═══ EXTRACTED RECORDS ═══

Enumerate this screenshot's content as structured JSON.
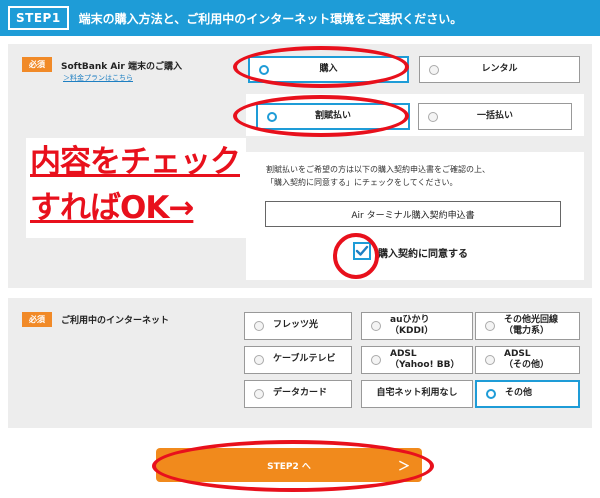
{
  "header": {
    "step_badge": "STEP1",
    "title": "端末の購入方法と、ご利用中のインターネット環境をご選択ください。"
  },
  "purchase": {
    "required_label": "必須",
    "section_label": "SoftBank Air 端末のご購入",
    "plan_link": "＞料金プランはこちら",
    "options": [
      {
        "label": "購入",
        "selected": true
      },
      {
        "label": "レンタル",
        "selected": false
      }
    ],
    "payment_options": [
      {
        "label": "割賦払い",
        "selected": true
      },
      {
        "label": "一括払い",
        "selected": false
      }
    ],
    "notice_line1": "割賦払いをご希望の方は以下の購入契約申込書をご確認の上、",
    "notice_line2": "「購入契約に同意する」にチェックをしてください。",
    "document_button": "Air ターミナル購入契約申込書",
    "agree_label": "購入契約に同意する",
    "agree_checked": true
  },
  "annotation": {
    "line1": "内容をチェック",
    "line2": "すればOK→"
  },
  "internet": {
    "required_label": "必須",
    "section_label": "ご利用中のインターネット",
    "options": [
      {
        "line1": "フレッツ光",
        "line2": "",
        "selected": false
      },
      {
        "line1": "auひかり",
        "line2": "（KDDI）",
        "selected": false
      },
      {
        "line1": "その他光回線",
        "line2": "（電力系）",
        "selected": false
      },
      {
        "line1": "ケーブルテレビ",
        "line2": "",
        "selected": false
      },
      {
        "line1": "ADSL",
        "line2": "（Yahoo! BB）",
        "selected": false
      },
      {
        "line1": "ADSL",
        "line2": "（その他）",
        "selected": false
      },
      {
        "line1": "データカード",
        "line2": "",
        "selected": false
      },
      {
        "line1": "自宅ネット利用なし",
        "line2": "",
        "selected": false
      },
      {
        "line1": "その他",
        "line2": "",
        "selected": true
      }
    ]
  },
  "next_button": {
    "label": "STEP2 へ",
    "chevron": "＞"
  },
  "colors": {
    "accent": "#1e9cd7",
    "orange": "#f18a1c",
    "highlight_red": "#e8101c",
    "section_bg": "#ededed"
  }
}
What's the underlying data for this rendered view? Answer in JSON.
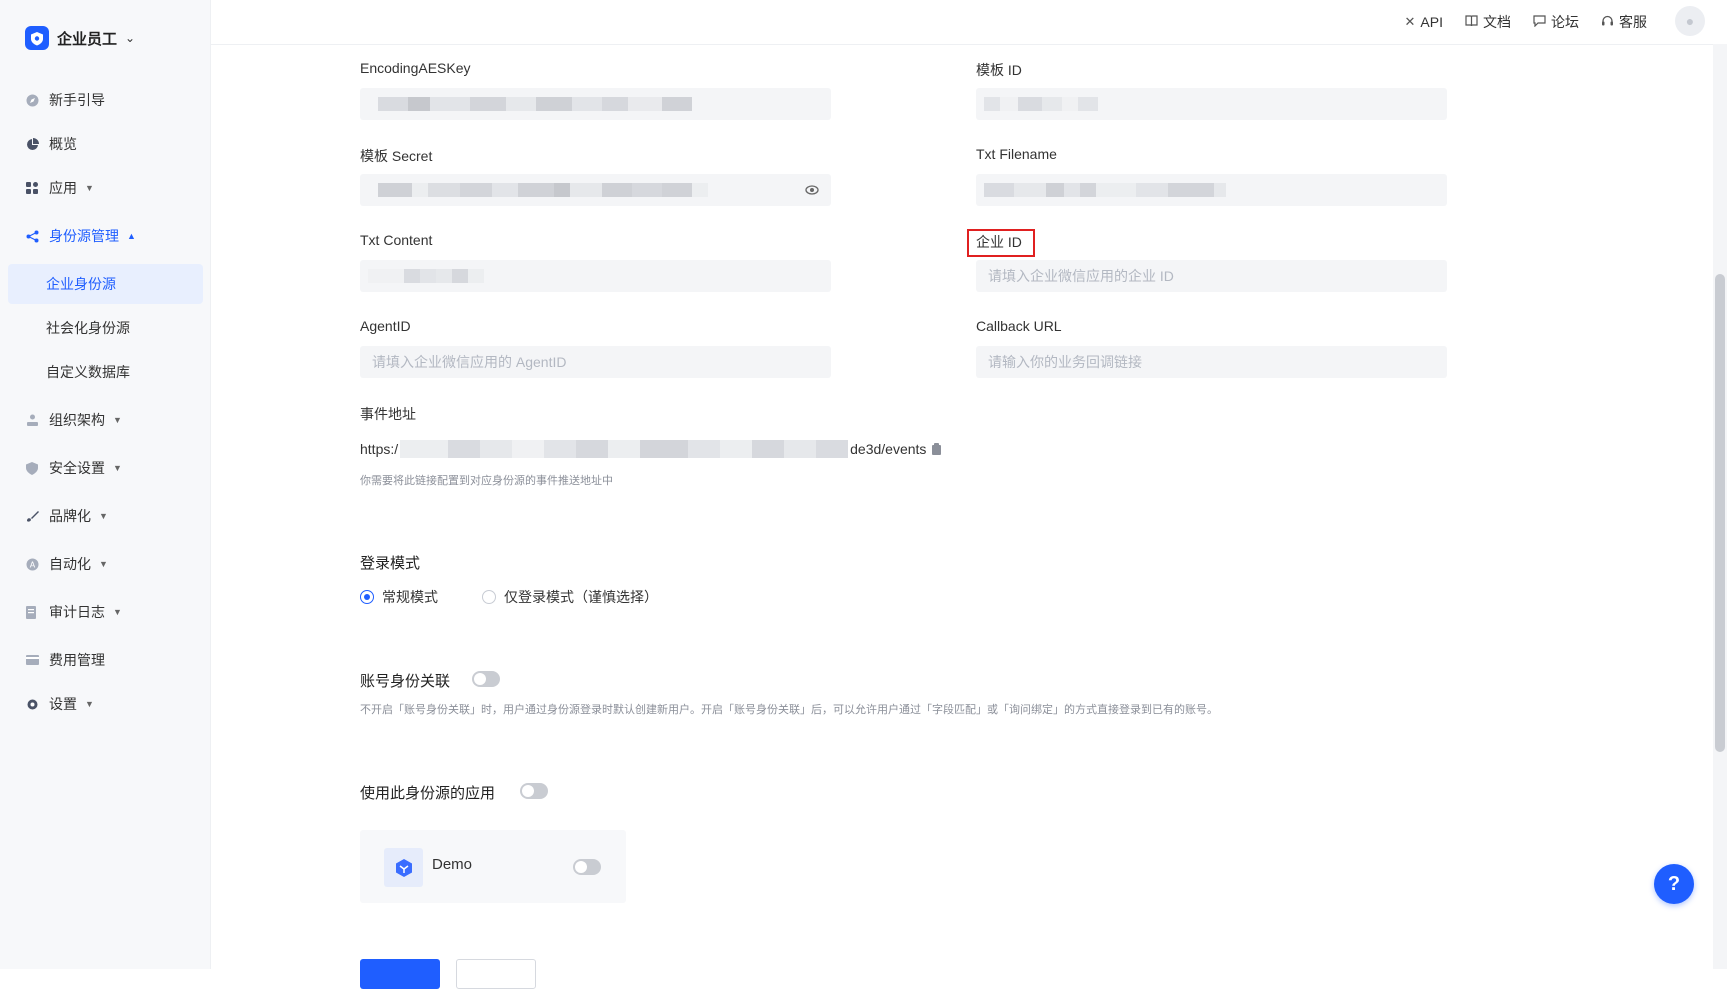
{
  "brand": {
    "name": "企业员工"
  },
  "sidebar": {
    "items": [
      {
        "label": "新手引导",
        "icon": "compass-icon"
      },
      {
        "label": "概览",
        "icon": "pie-chart-icon"
      },
      {
        "label": "应用",
        "icon": "apps-grid-icon"
      },
      {
        "label": "身份源管理",
        "icon": "share-icon",
        "open": true
      },
      {
        "label": "组织架构",
        "icon": "org-icon"
      },
      {
        "label": "安全设置",
        "icon": "shield-icon"
      },
      {
        "label": "品牌化",
        "icon": "brush-icon"
      },
      {
        "label": "自动化",
        "icon": "robot-icon"
      },
      {
        "label": "审计日志",
        "icon": "log-icon"
      },
      {
        "label": "费用管理",
        "icon": "billing-icon"
      },
      {
        "label": "设置",
        "icon": "gear-icon"
      }
    ],
    "sub_items": [
      {
        "label": "企业身份源",
        "active": true
      },
      {
        "label": "社会化身份源"
      },
      {
        "label": "自定义数据库"
      }
    ]
  },
  "topbar": {
    "links": [
      {
        "label": "API",
        "icon": "api-icon"
      },
      {
        "label": "文档",
        "icon": "book-icon"
      },
      {
        "label": "论坛",
        "icon": "chat-icon"
      },
      {
        "label": "客服",
        "icon": "headset-icon"
      }
    ]
  },
  "form": {
    "encoding_aes_key": {
      "label": "EncodingAESKey"
    },
    "template_id": {
      "label": "模板 ID"
    },
    "template_secret": {
      "label": "模板 Secret"
    },
    "txt_filename": {
      "label": "Txt Filename"
    },
    "txt_content": {
      "label": "Txt Content"
    },
    "corp_id": {
      "label": "企业 ID",
      "placeholder": "请填入企业微信应用的企业 ID"
    },
    "agent_id": {
      "label": "AgentID",
      "placeholder": "请填入企业微信应用的 AgentID"
    },
    "callback_url": {
      "label": "Callback URL",
      "placeholder": "请输入你的业务回调链接"
    },
    "event_url": {
      "label": "事件地址",
      "prefix": "https:/",
      "suffix": "de3d/events",
      "hint": "你需要将此链接配置到对应身份源的事件推送地址中"
    }
  },
  "login_mode": {
    "title": "登录模式",
    "options": [
      {
        "label": "常规模式",
        "selected": true
      },
      {
        "label": "仅登录模式（谨慎选择）",
        "selected": false
      }
    ]
  },
  "account_link": {
    "title": "账号身份关联",
    "enabled": false,
    "hint": "不开启「账号身份关联」时，用户通过身份源登录时默认创建新用户。开启「账号身份关联」后，可以允许用户通过「字段匹配」或「询问绑定」的方式直接登录到已有的账号。"
  },
  "apps_using": {
    "title": "使用此身份源的应用",
    "enabled": false,
    "apps": [
      {
        "name": "Demo",
        "enabled": false
      }
    ]
  },
  "help": {
    "label": "?"
  },
  "colors": {
    "primary": "#1f5eff",
    "highlight": "#e02020"
  }
}
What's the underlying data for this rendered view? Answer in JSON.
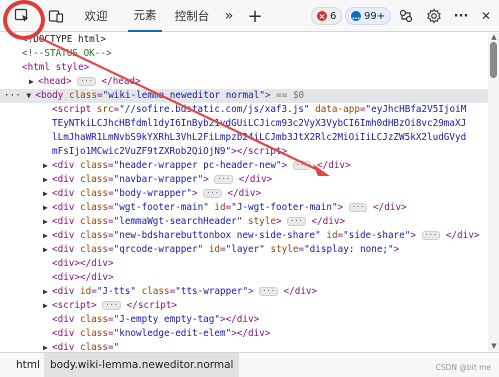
{
  "toolbar": {
    "tabs": [
      {
        "label": "欢迎",
        "active": false
      },
      {
        "label": "元素",
        "active": true
      },
      {
        "label": "控制台",
        "active": false
      }
    ],
    "more_label": "»",
    "add_label": "+",
    "error_count": "6",
    "info_count": "99+",
    "more_options": "···",
    "close": "✕"
  },
  "code": {
    "doctype": "<!DOCTYPE html>",
    "comment": "<!--STATUS OK-->",
    "html_open": "<html style>",
    "head": "head",
    "body_class": "wiki-lemma neweditor normal",
    "sel_marker": "== $0",
    "script_src": "//sofire.bdstatic.com/js/xaf3.js",
    "script_app_line1": "eyJhcHBfa2V5IjoiM",
    "script_app_line2": "TEyNTkiLCJhcHBfdml1dyI6InByb21vdGUiLCJicm93c2VyX3VybCI6Imh0dHBzOi8vc29maXJ",
    "script_app_line3": "lLmJhaWR1LmNvbS9kYXRhL3VhL2FiLmpzb24iLCJmb3JtX2Rlc2MiOiIiLCJzZW5kX2ludGVyd",
    "script_app_line4": "mFsIjo1MCwic2VuZF9tZXRob2QiOjN9",
    "divs": [
      {
        "cls": "header-wrapper pc-header-new",
        "extra": ""
      },
      {
        "cls": "navbar-wrapper",
        "extra": ""
      },
      {
        "cls": "body-wrapper",
        "extra": ""
      },
      {
        "cls": "wgt-footer-main",
        "extra": "J-wgt-footer-main"
      },
      {
        "cls": "lemmaWgt-searchHeader",
        "extra": ""
      },
      {
        "cls": "new-bdsharebuttonbox new-side-share",
        "extra": "side-share"
      },
      {
        "cls": "qrcode-wrapper",
        "extra": "layer"
      }
    ],
    "style_val": "display: none;",
    "id_tts": "J-tts",
    "cls_tts": "tts-wrapper",
    "cls_empty": "J-empty empty-tag",
    "cls_knowledge": "knowledge-edit-elem"
  },
  "breadcrumb": {
    "items": [
      "html",
      "body.wiki-lemma.neweditor.normal"
    ]
  },
  "watermark": "CSDN @bit me"
}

═══

* EXERCISE OBJECTIVE
Across the data above, how many lines include the word "账号身份关联"? Give only the count.

* EXERCISE SOLUTION
2